__DATA RECORDS__.
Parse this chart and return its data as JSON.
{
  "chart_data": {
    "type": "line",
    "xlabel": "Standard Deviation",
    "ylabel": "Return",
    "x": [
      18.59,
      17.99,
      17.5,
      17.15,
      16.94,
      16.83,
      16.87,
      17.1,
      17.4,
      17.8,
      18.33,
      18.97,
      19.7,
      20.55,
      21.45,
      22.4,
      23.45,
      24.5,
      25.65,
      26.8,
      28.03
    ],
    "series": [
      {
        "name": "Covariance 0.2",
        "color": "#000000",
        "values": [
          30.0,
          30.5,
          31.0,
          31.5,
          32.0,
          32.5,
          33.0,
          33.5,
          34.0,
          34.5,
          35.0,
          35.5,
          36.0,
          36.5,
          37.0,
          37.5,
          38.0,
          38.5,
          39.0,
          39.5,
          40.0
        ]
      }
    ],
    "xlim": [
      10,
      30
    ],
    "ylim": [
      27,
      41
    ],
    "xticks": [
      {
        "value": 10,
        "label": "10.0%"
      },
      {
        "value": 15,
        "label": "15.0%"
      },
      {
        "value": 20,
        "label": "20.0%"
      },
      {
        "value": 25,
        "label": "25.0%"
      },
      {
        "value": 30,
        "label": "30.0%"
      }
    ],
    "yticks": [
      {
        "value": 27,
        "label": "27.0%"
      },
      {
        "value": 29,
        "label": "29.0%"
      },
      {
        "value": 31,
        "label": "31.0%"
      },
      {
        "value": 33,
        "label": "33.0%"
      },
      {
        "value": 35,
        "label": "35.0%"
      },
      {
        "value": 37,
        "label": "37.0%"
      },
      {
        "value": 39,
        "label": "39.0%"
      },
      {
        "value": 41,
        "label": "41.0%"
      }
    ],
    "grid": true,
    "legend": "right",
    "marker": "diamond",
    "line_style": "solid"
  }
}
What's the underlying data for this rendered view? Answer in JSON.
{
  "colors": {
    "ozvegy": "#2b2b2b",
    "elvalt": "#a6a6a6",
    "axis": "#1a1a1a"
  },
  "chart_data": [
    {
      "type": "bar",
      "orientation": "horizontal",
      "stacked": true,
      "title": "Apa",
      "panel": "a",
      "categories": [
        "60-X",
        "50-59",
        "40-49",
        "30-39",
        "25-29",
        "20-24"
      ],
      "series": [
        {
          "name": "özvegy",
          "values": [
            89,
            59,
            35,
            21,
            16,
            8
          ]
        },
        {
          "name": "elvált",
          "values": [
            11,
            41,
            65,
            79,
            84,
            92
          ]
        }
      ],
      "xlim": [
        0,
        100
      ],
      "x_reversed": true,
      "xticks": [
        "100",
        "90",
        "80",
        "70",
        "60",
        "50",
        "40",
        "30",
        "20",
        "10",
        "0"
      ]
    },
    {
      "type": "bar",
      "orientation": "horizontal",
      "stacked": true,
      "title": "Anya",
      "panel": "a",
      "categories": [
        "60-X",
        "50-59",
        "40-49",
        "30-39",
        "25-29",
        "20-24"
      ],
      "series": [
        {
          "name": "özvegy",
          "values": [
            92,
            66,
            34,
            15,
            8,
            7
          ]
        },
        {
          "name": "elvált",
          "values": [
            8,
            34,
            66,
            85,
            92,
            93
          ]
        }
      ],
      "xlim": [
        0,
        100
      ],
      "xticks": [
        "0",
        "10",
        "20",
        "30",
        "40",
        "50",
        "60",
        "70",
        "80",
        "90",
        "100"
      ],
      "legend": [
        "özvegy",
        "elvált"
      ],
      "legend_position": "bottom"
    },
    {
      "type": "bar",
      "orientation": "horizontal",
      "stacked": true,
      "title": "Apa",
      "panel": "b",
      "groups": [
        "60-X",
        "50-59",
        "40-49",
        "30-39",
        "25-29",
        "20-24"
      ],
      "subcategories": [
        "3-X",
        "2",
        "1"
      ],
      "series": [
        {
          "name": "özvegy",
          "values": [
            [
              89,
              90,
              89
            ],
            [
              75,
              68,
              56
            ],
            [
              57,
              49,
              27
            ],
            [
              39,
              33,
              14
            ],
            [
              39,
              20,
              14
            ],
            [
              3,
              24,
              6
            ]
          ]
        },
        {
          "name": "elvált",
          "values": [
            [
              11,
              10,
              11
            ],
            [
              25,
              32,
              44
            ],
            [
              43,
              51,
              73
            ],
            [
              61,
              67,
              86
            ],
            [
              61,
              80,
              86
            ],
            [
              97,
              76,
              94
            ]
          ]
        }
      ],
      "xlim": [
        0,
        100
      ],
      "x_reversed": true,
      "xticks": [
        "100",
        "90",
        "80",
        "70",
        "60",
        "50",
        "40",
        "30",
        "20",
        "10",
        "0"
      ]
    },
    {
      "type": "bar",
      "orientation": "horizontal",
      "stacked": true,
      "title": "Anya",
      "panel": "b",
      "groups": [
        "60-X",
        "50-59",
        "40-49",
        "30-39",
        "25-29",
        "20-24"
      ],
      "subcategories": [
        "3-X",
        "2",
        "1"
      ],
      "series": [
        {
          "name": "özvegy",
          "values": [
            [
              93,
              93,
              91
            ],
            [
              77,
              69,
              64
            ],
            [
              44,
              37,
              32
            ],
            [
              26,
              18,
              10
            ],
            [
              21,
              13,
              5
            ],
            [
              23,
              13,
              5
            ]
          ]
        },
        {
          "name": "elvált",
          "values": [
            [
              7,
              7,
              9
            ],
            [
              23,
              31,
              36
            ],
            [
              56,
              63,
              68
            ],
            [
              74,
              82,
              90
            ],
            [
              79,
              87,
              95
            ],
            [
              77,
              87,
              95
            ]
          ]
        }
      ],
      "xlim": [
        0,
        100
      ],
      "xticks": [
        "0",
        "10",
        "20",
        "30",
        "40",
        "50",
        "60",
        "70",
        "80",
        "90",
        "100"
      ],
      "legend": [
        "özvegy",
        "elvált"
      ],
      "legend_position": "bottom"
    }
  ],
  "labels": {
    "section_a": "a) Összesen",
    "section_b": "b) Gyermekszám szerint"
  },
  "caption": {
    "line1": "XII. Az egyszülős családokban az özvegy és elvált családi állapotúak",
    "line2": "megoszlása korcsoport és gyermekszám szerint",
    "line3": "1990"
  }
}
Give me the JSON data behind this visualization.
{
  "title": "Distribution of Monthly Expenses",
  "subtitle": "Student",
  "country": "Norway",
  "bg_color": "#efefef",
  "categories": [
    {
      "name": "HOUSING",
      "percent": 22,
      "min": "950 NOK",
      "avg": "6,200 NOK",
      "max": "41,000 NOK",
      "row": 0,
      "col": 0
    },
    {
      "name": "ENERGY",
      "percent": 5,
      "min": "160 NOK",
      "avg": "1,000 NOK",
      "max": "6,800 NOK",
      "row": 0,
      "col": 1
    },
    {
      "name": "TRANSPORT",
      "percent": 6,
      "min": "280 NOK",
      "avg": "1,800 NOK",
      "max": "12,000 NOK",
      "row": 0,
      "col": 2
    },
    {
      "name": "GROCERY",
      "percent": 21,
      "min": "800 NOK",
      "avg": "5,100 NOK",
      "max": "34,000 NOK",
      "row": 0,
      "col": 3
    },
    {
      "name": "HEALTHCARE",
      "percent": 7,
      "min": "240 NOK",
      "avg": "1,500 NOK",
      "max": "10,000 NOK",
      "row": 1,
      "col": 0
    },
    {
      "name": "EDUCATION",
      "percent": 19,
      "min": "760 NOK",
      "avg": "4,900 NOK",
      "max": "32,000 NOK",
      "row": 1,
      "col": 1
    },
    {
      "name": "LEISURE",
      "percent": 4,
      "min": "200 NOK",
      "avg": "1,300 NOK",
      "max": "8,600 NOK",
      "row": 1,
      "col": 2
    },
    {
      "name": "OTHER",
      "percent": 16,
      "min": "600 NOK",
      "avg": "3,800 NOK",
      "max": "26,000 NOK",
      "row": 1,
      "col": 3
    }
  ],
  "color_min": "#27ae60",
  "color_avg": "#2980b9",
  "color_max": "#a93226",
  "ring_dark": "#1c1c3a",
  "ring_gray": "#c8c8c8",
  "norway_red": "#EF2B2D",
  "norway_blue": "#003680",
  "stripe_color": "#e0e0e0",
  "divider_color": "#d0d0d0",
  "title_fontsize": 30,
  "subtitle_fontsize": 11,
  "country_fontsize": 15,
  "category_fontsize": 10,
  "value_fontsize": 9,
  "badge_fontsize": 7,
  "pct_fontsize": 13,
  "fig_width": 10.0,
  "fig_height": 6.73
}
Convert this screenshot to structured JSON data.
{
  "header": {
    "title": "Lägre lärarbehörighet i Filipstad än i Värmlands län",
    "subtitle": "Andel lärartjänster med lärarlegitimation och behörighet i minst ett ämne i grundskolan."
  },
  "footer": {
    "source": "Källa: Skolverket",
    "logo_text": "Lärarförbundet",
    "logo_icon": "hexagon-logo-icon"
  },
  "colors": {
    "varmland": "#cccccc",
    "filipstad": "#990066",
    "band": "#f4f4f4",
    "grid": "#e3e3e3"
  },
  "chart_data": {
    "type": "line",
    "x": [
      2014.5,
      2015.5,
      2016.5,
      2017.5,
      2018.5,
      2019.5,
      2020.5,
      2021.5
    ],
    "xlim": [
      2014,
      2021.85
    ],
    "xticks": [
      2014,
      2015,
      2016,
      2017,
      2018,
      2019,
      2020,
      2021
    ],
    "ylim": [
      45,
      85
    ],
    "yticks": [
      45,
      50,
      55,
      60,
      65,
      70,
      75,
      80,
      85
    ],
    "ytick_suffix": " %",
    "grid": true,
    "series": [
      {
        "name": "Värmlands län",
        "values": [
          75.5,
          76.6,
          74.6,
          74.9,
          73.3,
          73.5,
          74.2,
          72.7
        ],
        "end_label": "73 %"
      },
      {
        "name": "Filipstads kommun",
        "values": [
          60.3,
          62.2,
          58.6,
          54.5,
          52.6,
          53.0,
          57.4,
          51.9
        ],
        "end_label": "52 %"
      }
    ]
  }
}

__TASK DETAILS__. Set down, word for word, every line from the line that holds "Convert this screenshot" to the end of the entries above, including both ends.

__EXERCISE OUTPUT__.
Convert this screenshot to structured JSON data.
{
  "header": {
    "title": "Lägre lärarbehörighet i Filipstad än i Värmlands län",
    "subtitle": "Andel lärartjänster med lärarlegitimation och behörighet i minst ett ämne i grundskolan."
  },
  "footer": {
    "source": "Källa: Skolverket",
    "logo_text": "Lärarförbundet",
    "logo_icon": "hexagon-logo-icon"
  },
  "colors": {
    "varmland": "#cccccc",
    "filipstad": "#990066",
    "band": "#f4f4f4",
    "grid": "#e3e3e3"
  },
  "chart_data": {
    "type": "line",
    "x": [
      2014.5,
      2015.5,
      2016.5,
      2017.5,
      2018.5,
      2019.5,
      2020.5,
      2021.5
    ],
    "xlim": [
      2014,
      2021.85
    ],
    "xticks": [
      2014,
      2015,
      2016,
      2017,
      2018,
      2019,
      2020,
      2021
    ],
    "ylim": [
      45,
      85
    ],
    "yticks": [
      45,
      50,
      55,
      60,
      65,
      70,
      75,
      80,
      85
    ],
    "ytick_suffix": " %",
    "grid": true,
    "series": [
      {
        "name": "Värmlands län",
        "values": [
          75.5,
          76.6,
          74.6,
          74.9,
          73.3,
          73.5,
          74.2,
          72.7
        ],
        "end_label": "73 %"
      },
      {
        "name": "Filipstads kommun",
        "values": [
          60.3,
          62.2,
          58.6,
          54.5,
          52.6,
          53.0,
          57.4,
          51.9
        ],
        "end_label": "52 %"
      }
    ]
  }
}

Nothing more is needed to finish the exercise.